Extracted records:
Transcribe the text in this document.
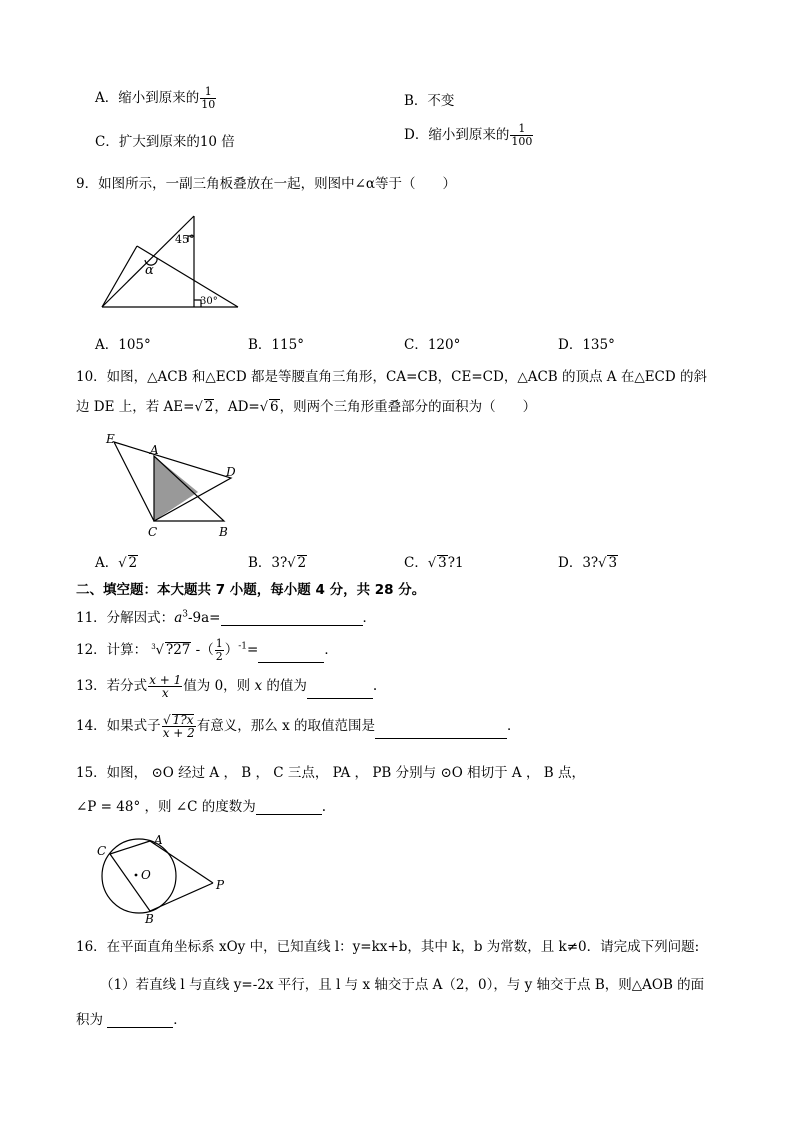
A．缩小到原来的 $\frac{1}{10}$	B．不变
C．扩大到原来的10 倍	D．缩小到原来的 $\frac{1}{100}$
9．如图所示，一副三角板叠放在一起，则图中∠α等于（　　）
45°
30°
α
A．105°	B．115°	C．120°	D．135°
10．如图，△ACB 和△ECD 都是等腰直角三角形，CA=CB，CE=CD，△ACB 的顶点 A 在△ECD 的斜
边 DE 上，若 AE=√ 2，AD=√ 6，则两个三角形重叠部分的面积为（　　）
E
A
D
C	B
A．√ 2	B．3?√ 2	C．√ 3?1	D．3?√ 3
二、填空题：本大题共 7 小题，每小题 4 分，共 28 分。
11．分解因式：$a^3-9a=$	．
12．计算： $^3$√ ?27 -（ $\frac{1}{2} )^{-1}=$	．
13．若分式 $\frac{x + 1}{x}$ 值为 0，则 x 的值为	.
14．如果式子 $\frac{√ 1?x}{x + 2}$ 有意义，那么 x 的取值范围是	．
15．如图， ⊙O 经过 A ， B ， C 三点， PA ， PB 分别与 ⊙O 相切于 A ， B 点，
∠P = 48° ，则 ∠C 的度数为	.
C
A
O
P
B
16．在平面直角坐标系 xOy 中，已知直线 l：y=kx+b，其中 k，b 为常数，且 k≠0．请完成下列问题:
（1）若直线 l 与直线 y=-2x 平行，且 l 与 x 轴交于点 A（2，0），与 y 轴交于点 B，则△AOB 的面
积为	．
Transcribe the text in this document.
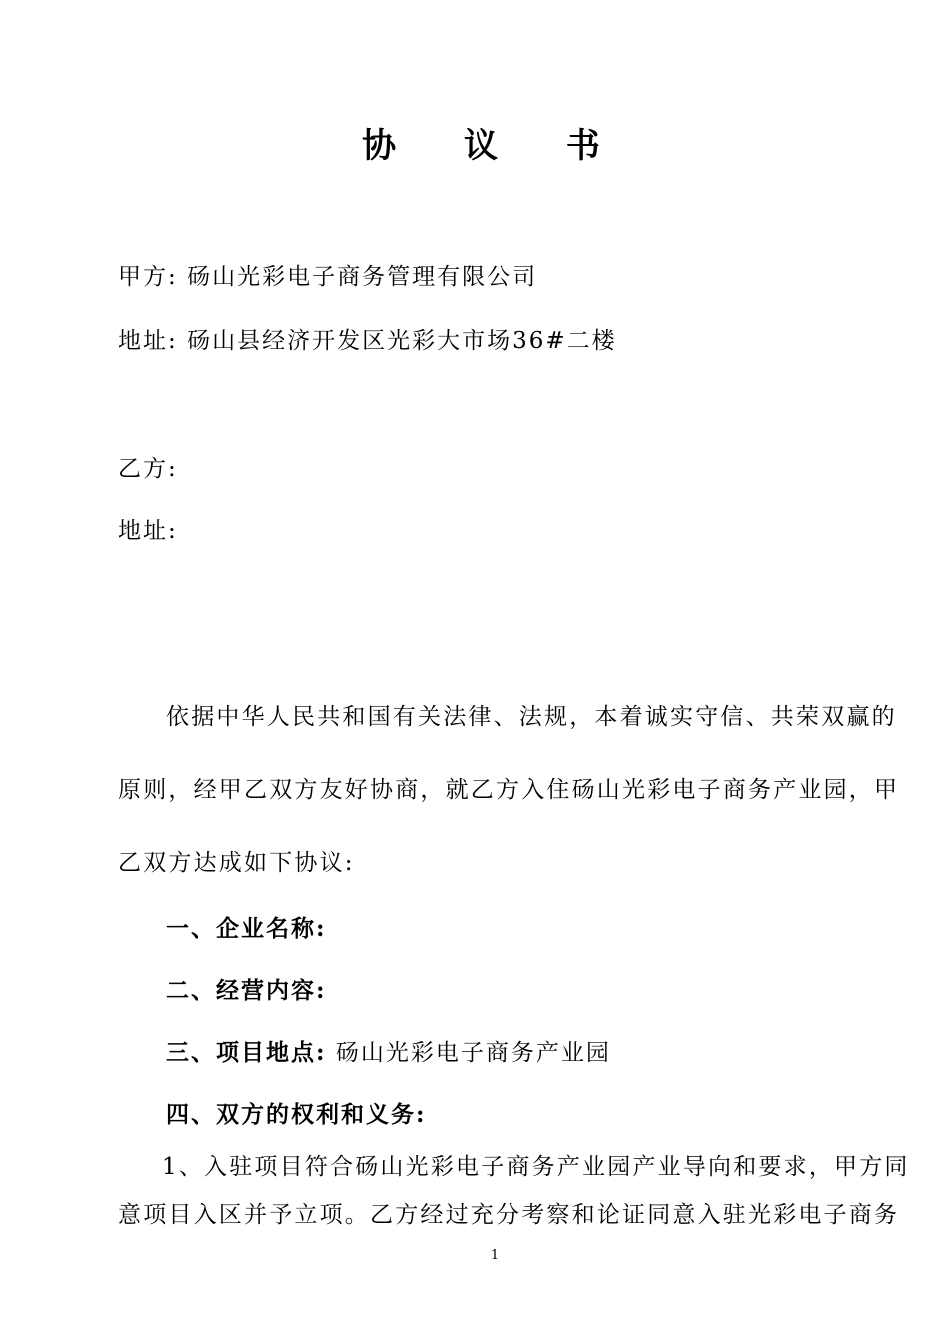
协 议 书
甲方: 砀山光彩电子商务管理有限公司
地址: 砀山县经济开发区光彩大市场36#二楼
乙方:
地址:
依据中华人民共和国有关法律、法规，本着诚实守信、共荣双赢的
原则，经甲乙双方友好协商，就乙方入住砀山光彩电子商务产业园，甲
乙双方达成如下协议:
一、企业名称:
二、经营内容:
三、项目地点: 砀山光彩电子商务产业园
四、双方的权利和义务:
1、入驻项目符合砀山光彩电子商务产业园产业导向和要求，甲方同
意项目入区并予立项。乙方经过充分考察和论证同意入驻光彩电子商务
1
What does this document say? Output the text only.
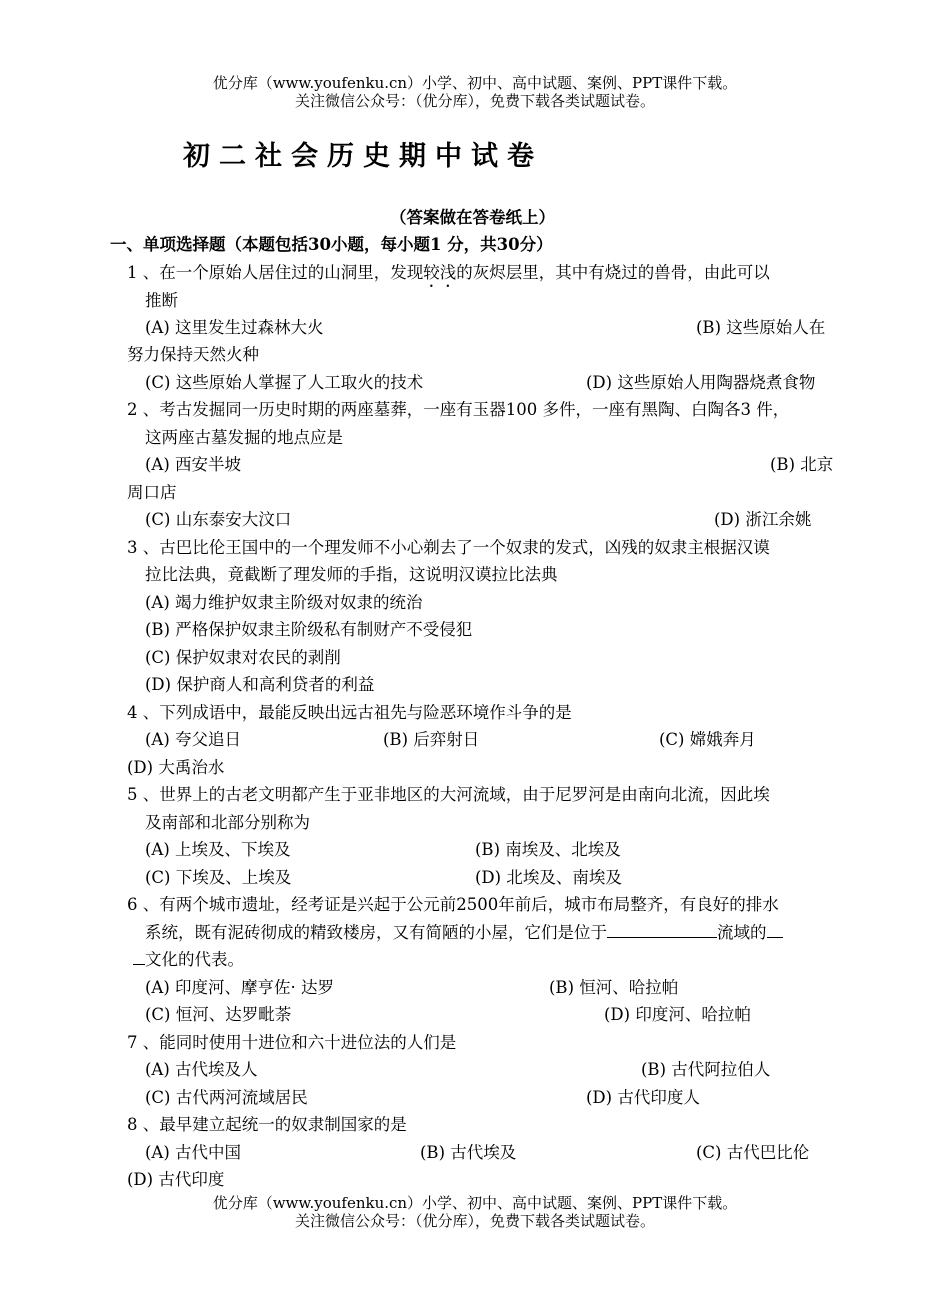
优分库（www.youfenku.cn）小学、初中、高中试题、案例、PPT课件下载。
关注微信公众号：（优分库），免费下载各类试题试卷。
初二社会历史期中试卷
（答案做在答卷纸上）
一、单项选择题（本题包括30小题，每小题1 分，共30分）
1 、在一个原始人居住过的山洞里，发现较浅的灰烬层里，其中有烧过的兽骨，由此可以
推断
(A) 这里发生过森林大火	(B) 这些原始人在
努力保持天然火种
(C) 这些原始人掌握了人工取火的技术	(D) 这些原始人用陶器烧煮食物
2 、考古发掘同一历史时期的两座墓葬，一座有玉器100 多件，一座有黑陶、白陶各3 件，
这两座古墓发掘的地点应是
(A) 西安半坡	(B) 北京
周口店
(C) 山东泰安大汶口	(D) 浙江余姚
3 、古巴比伦王国中的一个理发师不小心剃去了一个奴隶的发式，凶残的奴隶主根据汉谟
拉比法典，竟截断了理发师的手指，这说明汉谟拉比法典
(A) 竭力维护奴隶主阶级对奴隶的统治
(B) 严格保护奴隶主阶级私有制财产不受侵犯
(C) 保护奴隶对农民的剥削
(D) 保护商人和高利贷者的利益
4 、下列成语中，最能反映出远古祖先与险恶环境作斗争的是
(A) 夸父追日	(B) 后弈射日	(C) 嫦娥奔月
(D) 大禹治水
5 、世界上的古老文明都产生于亚非地区的大河流域，由于尼罗河是由南向北流，因此埃
及南部和北部分别称为
(A) 上埃及、下埃及	(B) 南埃及、北埃及
(C) 下埃及、上埃及	(D) 北埃及、南埃及
6 、有两个城市遗址，经考证是兴起于公元前2500年前后，城市布局整齐，有良好的排水
系统，既有泥砖彻成的精致楼房，又有简陋的小屋，它们是位于	流域的
文化的代表。
(A) 印度河、摩亨佐· 达罗	(B) 恒河、哈拉帕
(C) 恒河、达罗毗荼	(D) 印度河、哈拉帕
7 、能同时使用十进位和六十进位法的人们是
(A) 古代埃及人	(B) 古代阿拉伯人
(C) 古代两河流域居民	(D) 古代印度人
8 、最早建立起统一的奴隶制国家的是
(A) 古代中国	(B) 古代埃及	(C) 古代巴比伦
(D) 古代印度
优分库（www.youfenku.cn）小学、初中、高中试题、案例、PPT课件下载。
关注微信公众号：（优分库），免费下载各类试题试卷。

▶ _REQUIREMENTS_:
Each line that holds the word "frac" is to be copied.

▶ _FULL ANSWER_:
A．缩小到原来的 $\frac{1}{10}$	B．不变
C．扩大到原来的10 倍	D．缩小到原来的 $\frac{1}{100}$
12．计算： $^3$√ ?27 -（ $\frac{1}{2} )^{-1}=$	．
13．若分式 $\frac{x + 1}{x}$ 值为 0，则 x 的值为	.
14．如果式子 $\frac{√ 1?x}{x + 2}$ 有意义，那么 x 的取值范围是	．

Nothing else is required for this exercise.